WHAT IS EXPECTED
Return the listing below in full, with every line exactly as it is.

DATA SHOWN
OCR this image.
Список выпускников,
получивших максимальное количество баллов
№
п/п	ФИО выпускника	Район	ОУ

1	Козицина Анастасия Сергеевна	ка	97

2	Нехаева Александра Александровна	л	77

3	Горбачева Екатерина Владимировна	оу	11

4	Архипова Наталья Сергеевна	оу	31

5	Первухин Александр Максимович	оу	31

ANSWER FOR THIS EXERCISE
OCR this image.
Список выпускников,
получивших максимальное количество баллов
№
п/п	ФИО выпускника	Район	ОУ

1	Козицина Анастасия Сергеевна	ка	97

2	Нехаева Александра Александровна	л	77

3	Горбачева Екатерина Владимировна	оу	11

4	Архипова Наталья Сергеевна	оу	31

5	Первухин Александр Максимович	оу	31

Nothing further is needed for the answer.